■ The problem
The answer is a single number: how many lines hold the string "image".

■ Listed records
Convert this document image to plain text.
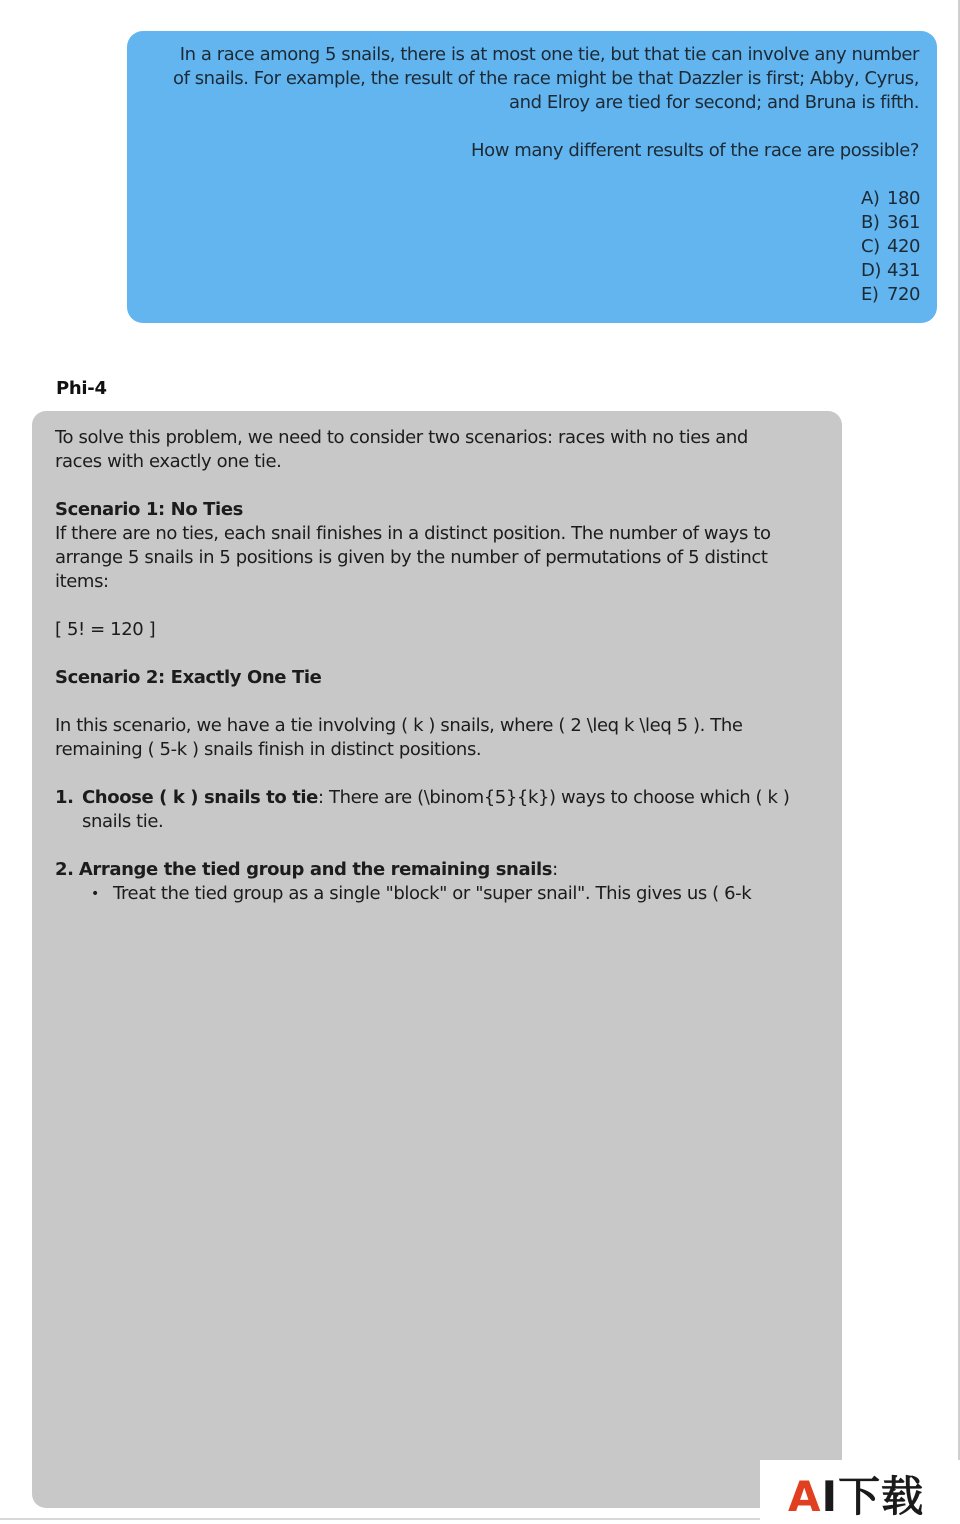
In a race among 5 snails, there is at most one tie, but that tie can involve any number

of snails. For example, the result of the race might be that Dazzler is first; Abby, Cyrus,

and Elroy are tied for second; and Bruna is fifth.

How many different results of the race are possible?

A) 180
B) 361
C) 420
D) 431
E) 720
Phi-4

To solve this problem, we need to consider two scenarios: races with no ties and

races with exactly one tie.

Scenario 1: No Ties

If there are no ties, each snail finishes in a distinct position. The number of ways to

arrange 5 snails in 5 positions is given by the number of permutations of 5 distinct

items:

[ 5! = 120 ]

Scenario 2: Exactly One Tie

In this scenario, we have a tie involving ( k ) snails, where ( 2 \leq k \leq 5 ). The

remaining ( 5-k ) snails finish in distinct positions.

1. Choose ( k ) snails to tie: There are (\binom{5}{k}) ways to choose which ( k )

snails tie.

2. Arrange the tied group and the remaining snails:

• Treat the tied group as a single "block" or "super snail". This gives us ( 6-k
AI下载
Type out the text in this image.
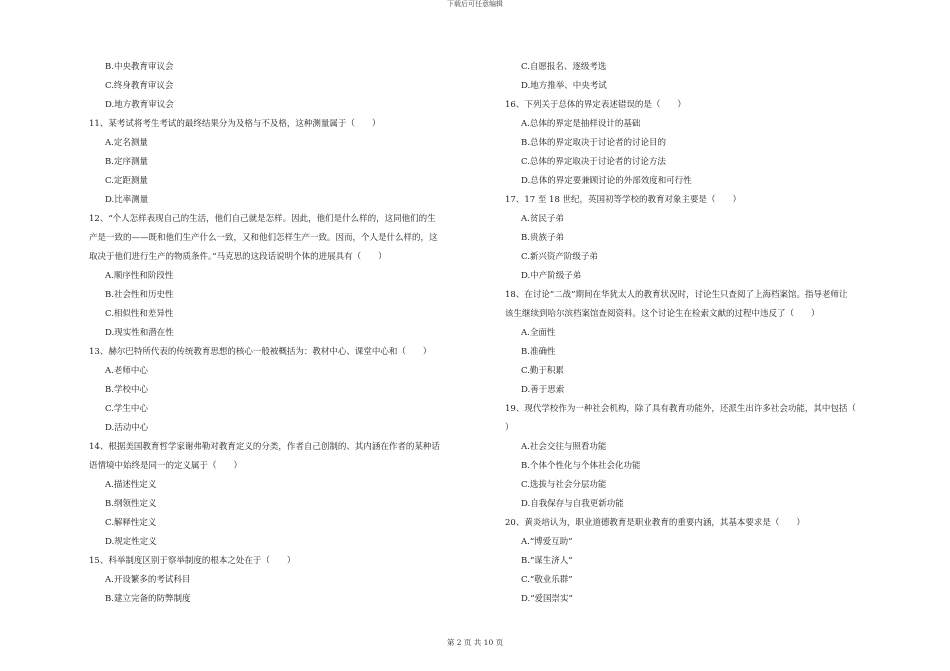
下载后可任意编辑
B.中央教育审议会
C.终身教育审议会
D.地方教育审议会
11、某考试将考生考试的最终结果分为及格与不及格，这种测量属于（　　）
A.定名测量
B.定序测量
C.定距测量
D.比率测量
12、“个人怎样表现自己的生活，他们自己就是怎样。因此，他们是什么样的，这同他们的生
产是一致的——既和他们生产什么一致，又和他们怎样生产一致。因而，个人是什么样的，这
取决于他们进行生产的物质条件。”马克思的这段话说明个体的进展具有（　　）
A.顺序性和阶段性
B.社会性和历史性
C.相似性和差异性
D.现实性和潜在性
13、赫尔巴特所代表的传统教育思想的核心一般被概括为：教材中心、课堂中心和（　　）
A.老师中心
B.学校中心
C.学生中心
D.活动中心
14、根据美国教育哲学家谢弗勒对教育定义的分类，作者自己创制的、其内涵在作者的某种话
语情境中始终是同一的定义属于（　　）
A.描述性定义
B.纲领性定义
C.解释性定义
D.规定性定义
15、科举制度区别于察举制度的根本之处在于（　　）
A.开设繁多的考试科目
B.建立完备的防弊制度
C.自愿报名、逐级考选
D.地方推举、中央考试
16、下列关于总体的界定表述错误的是（　　）
A.总体的界定是抽样设计的基础
B.总体的界定取决于讨论者的讨论目的
C.总体的界定取决于讨论者的讨论方法
D.总体的界定要兼顾讨论的外部效度和可行性
17、17 至 18 世纪，英国初等学校的教育对象主要是（　　）
A.贫民子弟
B.贵族子弟
C.新兴资产阶级子弟
D.中产阶级子弟
18、在讨论“二战”期间在华犹太人的教育状况时，讨论生只查阅了上海档案馆。指导老师让
该生继续到哈尔滨档案馆查阅资料。这个讨论生在检索文献的过程中违反了（　　）
A.全面性
B.准确性
C.勤于积累
D.善于思索
19、现代学校作为一种社会机构，除了具有教育功能外，还派生出许多社会功能，其中包括（
）
A.社会交往与照看功能
B.个体个性化与个体社会化功能
C.选拔与社会分层功能
D.自我保存与自我更新功能
20、黄炎培认为，职业道德教育是职业教育的重要内涵，其基本要求是（　　）
A.“博爱互助”
B.“谋生济人”
C.“敬业乐群”
D.“爱国崇实”
第 2 页 共 10 页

■ Full answer
2